Work to complete: Copy each line of the records that contains the word "расписания".
++++ Working data
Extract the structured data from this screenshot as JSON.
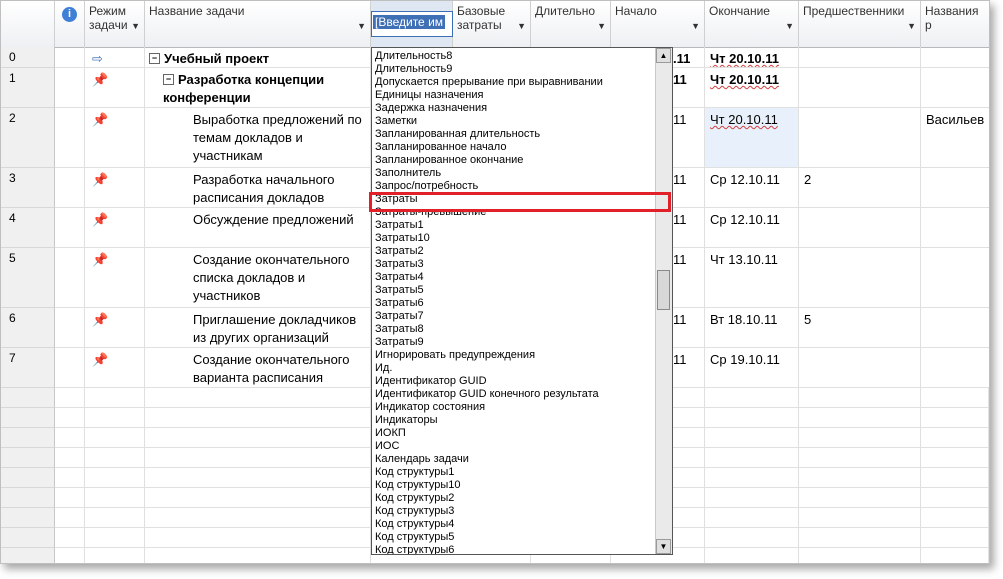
{
  "header": {
    "mode_label_line1": "Режим",
    "mode_label_line2": "задачи",
    "task_name": "Название задачи",
    "editor_text": "[Введите им",
    "base_cost_line1": "Базовые",
    "base_cost_line2": "затраты",
    "duration": "Длительно",
    "start": "Начало",
    "end": "Окончание",
    "predecessors": "Предшественники",
    "resources": "Названия р"
  },
  "rows": [
    {
      "num": "0",
      "name": "Учебный проект",
      "finish": "Чт 20.10.11",
      "start_tail": ".11",
      "pred": "",
      "res": ""
    },
    {
      "num": "1",
      "name": "Разработка концепции конференции",
      "finish": "Чт 20.10.11",
      "start_tail": "11",
      "pred": "",
      "res": ""
    },
    {
      "num": "2",
      "name": "Выработка предложений по темам докладов и участникам",
      "finish": "Чт 20.10.11",
      "start_tail": "11",
      "pred": "",
      "res": "Васильев"
    },
    {
      "num": "3",
      "name": "Разработка начального расписания докладов",
      "finish": "Ср 12.10.11",
      "start_tail": "11",
      "pred": "2",
      "res": ""
    },
    {
      "num": "4",
      "name": "Обсуждение предложений",
      "finish": "Ср 12.10.11",
      "start_tail": "11",
      "pred": "",
      "res": ""
    },
    {
      "num": "5",
      "name": "Создание окончательного списка докладов и участников",
      "finish": "Чт 13.10.11",
      "start_tail": "11",
      "pred": "",
      "res": ""
    },
    {
      "num": "6",
      "name": "Приглашение докладчиков из других организаций",
      "finish": "Вт 18.10.11",
      "start_tail": "11",
      "pred": "5",
      "res": ""
    },
    {
      "num": "7",
      "name": "Создание окончательного варианта расписания",
      "finish": "Ср 19.10.11",
      "start_tail": "11",
      "pred": "",
      "res": ""
    }
  ],
  "dropdown_items": [
    "Длительность8",
    "Длительность9",
    "Допускается прерывание при выравнивании",
    "Единицы назначения",
    "Задержка назначения",
    "Заметки",
    "Запланированная длительность",
    "Запланированное начало",
    "Запланированное окончание",
    "Заполнитель",
    "Запрос/потребность",
    "Затраты",
    "Затраты-превышение",
    "Затраты1",
    "Затраты10",
    "Затраты2",
    "Затраты3",
    "Затраты4",
    "Затраты5",
    "Затраты6",
    "Затраты7",
    "Затраты8",
    "Затраты9",
    "Игнорировать предупреждения",
    "Ид.",
    "Идентификатор GUID",
    "Идентификатор GUID конечного результата",
    "Индикатор состояния",
    "Индикаторы",
    "ИОКП",
    "ИОС",
    "Календарь задачи",
    "Код структуры1",
    "Код структуры10",
    "Код структуры2",
    "Код структуры3",
    "Код структуры4",
    "Код структуры5",
    "Код структуры6"
  ],
  "icons": {
    "info": "info-icon",
    "pin": "pushpin-icon",
    "summary": "summary-task-icon"
  },
  "colors": {
    "highlight": "#e2202a",
    "selection": "#3f6fb5"
  }
}
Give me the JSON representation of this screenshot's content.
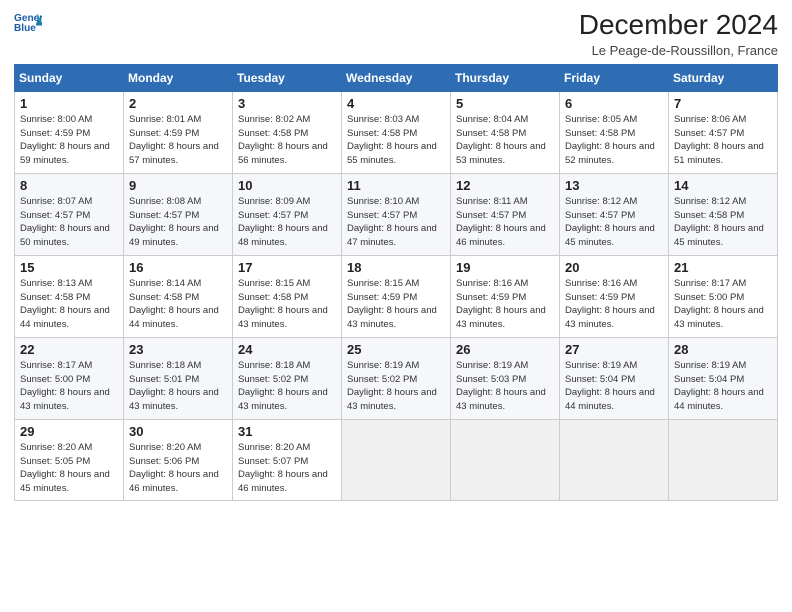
++++++++
Complete output:
      "name": "Разработка начального расписания докладов",
      "name": "Создание окончательного варианта расписания",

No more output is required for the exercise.